**TASK DETAILS**
Copy each entry as it stands, leaving nothing out.

**EXTRACTED ENTRIES**
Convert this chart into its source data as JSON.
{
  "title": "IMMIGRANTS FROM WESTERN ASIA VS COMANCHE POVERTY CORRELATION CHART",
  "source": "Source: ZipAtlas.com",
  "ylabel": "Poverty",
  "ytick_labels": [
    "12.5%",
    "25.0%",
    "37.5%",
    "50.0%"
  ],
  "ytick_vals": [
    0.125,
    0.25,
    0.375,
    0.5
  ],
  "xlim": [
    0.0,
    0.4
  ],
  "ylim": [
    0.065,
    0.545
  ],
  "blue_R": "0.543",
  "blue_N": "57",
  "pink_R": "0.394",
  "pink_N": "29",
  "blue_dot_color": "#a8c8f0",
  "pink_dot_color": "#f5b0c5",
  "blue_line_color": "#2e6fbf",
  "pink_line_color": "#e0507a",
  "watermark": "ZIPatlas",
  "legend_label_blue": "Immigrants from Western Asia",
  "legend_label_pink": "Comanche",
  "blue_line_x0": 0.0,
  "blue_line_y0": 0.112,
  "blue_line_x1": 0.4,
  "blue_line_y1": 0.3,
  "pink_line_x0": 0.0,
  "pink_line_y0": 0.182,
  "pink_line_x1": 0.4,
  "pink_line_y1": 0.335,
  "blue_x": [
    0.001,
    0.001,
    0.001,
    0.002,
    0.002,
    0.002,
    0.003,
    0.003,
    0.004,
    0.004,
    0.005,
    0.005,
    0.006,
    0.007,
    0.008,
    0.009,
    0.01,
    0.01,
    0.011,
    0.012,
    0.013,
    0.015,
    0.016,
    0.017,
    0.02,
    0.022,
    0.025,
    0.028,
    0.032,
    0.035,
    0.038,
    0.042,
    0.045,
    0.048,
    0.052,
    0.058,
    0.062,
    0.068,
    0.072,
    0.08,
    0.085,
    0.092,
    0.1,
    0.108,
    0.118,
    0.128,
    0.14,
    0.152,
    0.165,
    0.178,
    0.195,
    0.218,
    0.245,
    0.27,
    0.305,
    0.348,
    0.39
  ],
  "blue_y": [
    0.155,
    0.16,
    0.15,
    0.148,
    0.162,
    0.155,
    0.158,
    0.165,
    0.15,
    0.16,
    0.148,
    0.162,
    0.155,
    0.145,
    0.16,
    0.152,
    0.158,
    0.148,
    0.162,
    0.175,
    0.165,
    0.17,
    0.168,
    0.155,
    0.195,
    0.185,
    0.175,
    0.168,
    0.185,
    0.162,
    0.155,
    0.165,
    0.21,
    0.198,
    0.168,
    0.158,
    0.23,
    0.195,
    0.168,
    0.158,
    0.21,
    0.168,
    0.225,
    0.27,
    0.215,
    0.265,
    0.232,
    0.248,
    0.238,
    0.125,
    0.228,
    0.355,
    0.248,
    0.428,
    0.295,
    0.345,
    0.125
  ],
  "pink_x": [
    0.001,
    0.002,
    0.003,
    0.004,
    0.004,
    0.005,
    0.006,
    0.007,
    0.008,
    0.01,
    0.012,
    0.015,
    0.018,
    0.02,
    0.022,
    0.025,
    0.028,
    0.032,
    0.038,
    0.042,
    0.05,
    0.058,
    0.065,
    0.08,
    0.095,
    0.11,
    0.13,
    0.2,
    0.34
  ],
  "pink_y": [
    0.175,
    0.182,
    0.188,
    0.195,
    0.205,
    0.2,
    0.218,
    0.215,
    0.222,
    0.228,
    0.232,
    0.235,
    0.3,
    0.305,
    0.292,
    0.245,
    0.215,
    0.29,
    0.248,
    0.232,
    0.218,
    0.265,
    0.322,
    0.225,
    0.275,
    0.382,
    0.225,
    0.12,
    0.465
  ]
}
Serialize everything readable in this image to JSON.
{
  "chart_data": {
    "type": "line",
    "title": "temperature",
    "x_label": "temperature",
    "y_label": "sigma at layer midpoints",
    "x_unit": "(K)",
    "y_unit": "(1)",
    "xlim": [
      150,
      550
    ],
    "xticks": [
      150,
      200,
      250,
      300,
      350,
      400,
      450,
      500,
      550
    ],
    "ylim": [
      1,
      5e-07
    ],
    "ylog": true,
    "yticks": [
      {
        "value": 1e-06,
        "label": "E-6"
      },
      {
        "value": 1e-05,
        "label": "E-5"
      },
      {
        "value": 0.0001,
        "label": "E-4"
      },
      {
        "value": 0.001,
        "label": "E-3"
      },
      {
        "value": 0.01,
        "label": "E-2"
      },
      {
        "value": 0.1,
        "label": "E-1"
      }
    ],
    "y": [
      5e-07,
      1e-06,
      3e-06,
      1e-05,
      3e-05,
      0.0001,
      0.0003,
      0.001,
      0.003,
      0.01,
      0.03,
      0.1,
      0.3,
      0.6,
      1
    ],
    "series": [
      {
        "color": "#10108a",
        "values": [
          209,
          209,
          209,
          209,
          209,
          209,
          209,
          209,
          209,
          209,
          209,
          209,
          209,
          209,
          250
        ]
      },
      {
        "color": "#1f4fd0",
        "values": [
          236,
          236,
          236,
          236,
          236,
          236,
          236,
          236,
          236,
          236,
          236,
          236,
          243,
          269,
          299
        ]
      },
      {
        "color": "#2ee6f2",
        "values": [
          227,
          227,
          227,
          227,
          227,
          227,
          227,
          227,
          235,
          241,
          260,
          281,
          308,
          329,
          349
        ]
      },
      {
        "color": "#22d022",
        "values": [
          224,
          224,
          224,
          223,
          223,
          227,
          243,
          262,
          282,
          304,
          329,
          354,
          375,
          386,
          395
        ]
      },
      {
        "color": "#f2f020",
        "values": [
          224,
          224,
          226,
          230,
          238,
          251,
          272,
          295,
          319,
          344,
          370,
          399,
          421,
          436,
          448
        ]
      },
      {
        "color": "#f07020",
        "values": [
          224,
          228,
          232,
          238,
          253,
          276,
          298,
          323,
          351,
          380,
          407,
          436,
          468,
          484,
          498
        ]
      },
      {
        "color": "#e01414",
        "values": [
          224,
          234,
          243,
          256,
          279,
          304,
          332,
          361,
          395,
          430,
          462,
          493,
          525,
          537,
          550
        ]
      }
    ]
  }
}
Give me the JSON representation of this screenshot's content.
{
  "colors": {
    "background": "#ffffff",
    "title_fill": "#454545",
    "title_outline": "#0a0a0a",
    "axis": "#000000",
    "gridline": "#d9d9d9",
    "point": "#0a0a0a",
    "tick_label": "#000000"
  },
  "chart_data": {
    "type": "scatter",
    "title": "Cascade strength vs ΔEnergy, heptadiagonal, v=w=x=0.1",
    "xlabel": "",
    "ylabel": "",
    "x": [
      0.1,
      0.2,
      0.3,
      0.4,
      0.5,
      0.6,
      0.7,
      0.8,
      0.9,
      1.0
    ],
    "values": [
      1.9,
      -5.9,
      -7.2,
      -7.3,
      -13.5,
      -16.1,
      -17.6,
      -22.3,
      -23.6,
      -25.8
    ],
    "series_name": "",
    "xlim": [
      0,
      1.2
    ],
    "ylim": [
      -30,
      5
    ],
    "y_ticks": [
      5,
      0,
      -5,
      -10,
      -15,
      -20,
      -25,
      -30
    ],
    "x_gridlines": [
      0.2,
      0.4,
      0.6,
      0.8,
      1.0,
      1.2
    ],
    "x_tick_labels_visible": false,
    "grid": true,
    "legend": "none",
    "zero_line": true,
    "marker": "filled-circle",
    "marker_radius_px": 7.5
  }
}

**ANSWER BELOW**
Convert this chart into its source data as JSON.
{
  "title": "IMMIGRANTS FROM WESTERN ASIA VS COMANCHE POVERTY CORRELATION CHART",
  "source": "Source: ZipAtlas.com",
  "ylabel": "Poverty",
  "ytick_labels": [
    "12.5%",
    "25.0%",
    "37.5%",
    "50.0%"
  ],
  "ytick_vals": [
    0.125,
    0.25,
    0.375,
    0.5
  ],
  "xlim": [
    0.0,
    0.4
  ],
  "ylim": [
    0.065,
    0.545
  ],
  "blue_R": "0.543",
  "blue_N": "57",
  "pink_R": "0.394",
  "pink_N": "29",
  "blue_dot_color": "#a8c8f0",
  "pink_dot_color": "#f5b0c5",
  "blue_line_color": "#2e6fbf",
  "pink_line_color": "#e0507a",
  "watermark": "ZIPatlas",
  "legend_label_blue": "Immigrants from Western Asia",
  "legend_label_pink": "Comanche",
  "blue_line_x0": 0.0,
  "blue_line_y0": 0.112,
  "blue_line_x1": 0.4,
  "blue_line_y1": 0.3,
  "pink_line_x0": 0.0,
  "pink_line_y0": 0.182,
  "pink_line_x1": 0.4,
  "pink_line_y1": 0.335,
  "blue_x": [
    0.001,
    0.001,
    0.001,
    0.002,
    0.002,
    0.002,
    0.003,
    0.003,
    0.004,
    0.004,
    0.005,
    0.005,
    0.006,
    0.007,
    0.008,
    0.009,
    0.01,
    0.01,
    0.011,
    0.012,
    0.013,
    0.015,
    0.016,
    0.017,
    0.02,
    0.022,
    0.025,
    0.028,
    0.032,
    0.035,
    0.038,
    0.042,
    0.045,
    0.048,
    0.052,
    0.058,
    0.062,
    0.068,
    0.072,
    0.08,
    0.085,
    0.092,
    0.1,
    0.108,
    0.118,
    0.128,
    0.14,
    0.152,
    0.165,
    0.178,
    0.195,
    0.218,
    0.245,
    0.27,
    0.305,
    0.348,
    0.39
  ],
  "blue_y": [
    0.155,
    0.16,
    0.15,
    0.148,
    0.162,
    0.155,
    0.158,
    0.165,
    0.15,
    0.16,
    0.148,
    0.162,
    0.155,
    0.145,
    0.16,
    0.152,
    0.158,
    0.148,
    0.162,
    0.175,
    0.165,
    0.17,
    0.168,
    0.155,
    0.195,
    0.185,
    0.175,
    0.168,
    0.185,
    0.162,
    0.155,
    0.165,
    0.21,
    0.198,
    0.168,
    0.158,
    0.23,
    0.195,
    0.168,
    0.158,
    0.21,
    0.168,
    0.225,
    0.27,
    0.215,
    0.265,
    0.232,
    0.248,
    0.238,
    0.125,
    0.228,
    0.355,
    0.248,
    0.428,
    0.295,
    0.345,
    0.125
  ],
  "pink_x": [
    0.001,
    0.002,
    0.003,
    0.004,
    0.004,
    0.005,
    0.006,
    0.007,
    0.008,
    0.01,
    0.012,
    0.015,
    0.018,
    0.02,
    0.022,
    0.025,
    0.028,
    0.032,
    0.038,
    0.042,
    0.05,
    0.058,
    0.065,
    0.08,
    0.095,
    0.11,
    0.13,
    0.2,
    0.34
  ],
  "pink_y": [
    0.175,
    0.182,
    0.188,
    0.195,
    0.205,
    0.2,
    0.218,
    0.215,
    0.222,
    0.228,
    0.232,
    0.235,
    0.3,
    0.305,
    0.292,
    0.245,
    0.215,
    0.29,
    0.248,
    0.232,
    0.218,
    0.265,
    0.322,
    0.225,
    0.275,
    0.382,
    0.225,
    0.12,
    0.465
  ]
}
Serialize everything readable in this image to JSON.
{
  "chart_data": {
    "type": "line",
    "title": "temperature",
    "x_label": "temperature",
    "y_label": "sigma at layer midpoints",
    "x_unit": "(K)",
    "y_unit": "(1)",
    "xlim": [
      150,
      550
    ],
    "xticks": [
      150,
      200,
      250,
      300,
      350,
      400,
      450,
      500,
      550
    ],
    "ylim": [
      1,
      5e-07
    ],
    "ylog": true,
    "yticks": [
      {
        "value": 1e-06,
        "label": "E-6"
      },
      {
        "value": 1e-05,
        "label": "E-5"
      },
      {
        "value": 0.0001,
        "label": "E-4"
      },
      {
        "value": 0.001,
        "label": "E-3"
      },
      {
        "value": 0.01,
        "label": "E-2"
      },
      {
        "value": 0.1,
        "label": "E-1"
      }
    ],
    "y": [
      5e-07,
      1e-06,
      3e-06,
      1e-05,
      3e-05,
      0.0001,
      0.0003,
      0.001,
      0.003,
      0.01,
      0.03,
      0.1,
      0.3,
      0.6,
      1
    ],
    "series": [
      {
        "color": "#10108a",
        "values": [
          209,
          209,
          209,
          209,
          209,
          209,
          209,
          209,
          209,
          209,
          209,
          209,
          209,
          209,
          250
        ]
      },
      {
        "color": "#1f4fd0",
        "values": [
          236,
          236,
          236,
          236,
          236,
          236,
          236,
          236,
          236,
          236,
          236,
          236,
          243,
          269,
          299
        ]
      },
      {
        "color": "#2ee6f2",
        "values": [
          227,
          227,
          227,
          227,
          227,
          227,
          227,
          227,
          235,
          241,
          260,
          281,
          308,
          329,
          349
        ]
      },
      {
        "color": "#22d022",
        "values": [
          224,
          224,
          224,
          223,
          223,
          227,
          243,
          262,
          282,
          304,
          329,
          354,
          375,
          386,
          395
        ]
      },
      {
        "color": "#f2f020",
        "values": [
          224,
          224,
          226,
          230,
          238,
          251,
          272,
          295,
          319,
          344,
          370,
          399,
          421,
          436,
          448
        ]
      },
      {
        "color": "#f07020",
        "values": [
          224,
          228,
          232,
          238,
          253,
          276,
          298,
          323,
          351,
          380,
          407,
          436,
          468,
          484,
          498
        ]
      },
      {
        "color": "#e01414",
        "values": [
          224,
          234,
          243,
          256,
          279,
          304,
          332,
          361,
          395,
          430,
          462,
          493,
          525,
          537,
          550
        ]
      }
    ]
  }
}
Give me the JSON representation of this screenshot's content.
{
  "colors": {
    "background": "#ffffff",
    "title_fill": "#454545",
    "title_outline": "#0a0a0a",
    "axis": "#000000",
    "gridline": "#d9d9d9",
    "point": "#0a0a0a",
    "tick_label": "#000000"
  },
  "chart_data": {
    "type": "scatter",
    "title": "Cascade strength vs ΔEnergy, heptadiagonal, v=w=x=0.1",
    "xlabel": "",
    "ylabel": "",
    "x": [
      0.1,
      0.2,
      0.3,
      0.4,
      0.5,
      0.6,
      0.7,
      0.8,
      0.9,
      1.0
    ],
    "values": [
      1.9,
      -5.9,
      -7.2,
      -7.3,
      -13.5,
      -16.1,
      -17.6,
      -22.3,
      -23.6,
      -25.8
    ],
    "series_name": "",
    "xlim": [
      0,
      1.2
    ],
    "ylim": [
      -30,
      5
    ],
    "y_ticks": [
      5,
      0,
      -5,
      -10,
      -15,
      -20,
      -25,
      -30
    ],
    "x_gridlines": [
      0.2,
      0.4,
      0.6,
      0.8,
      1.0,
      1.2
    ],
    "x_tick_labels_visible": false,
    "grid": true,
    "legend": "none",
    "zero_line": true,
    "marker": "filled-circle",
    "marker_radius_px": 7.5
  }
}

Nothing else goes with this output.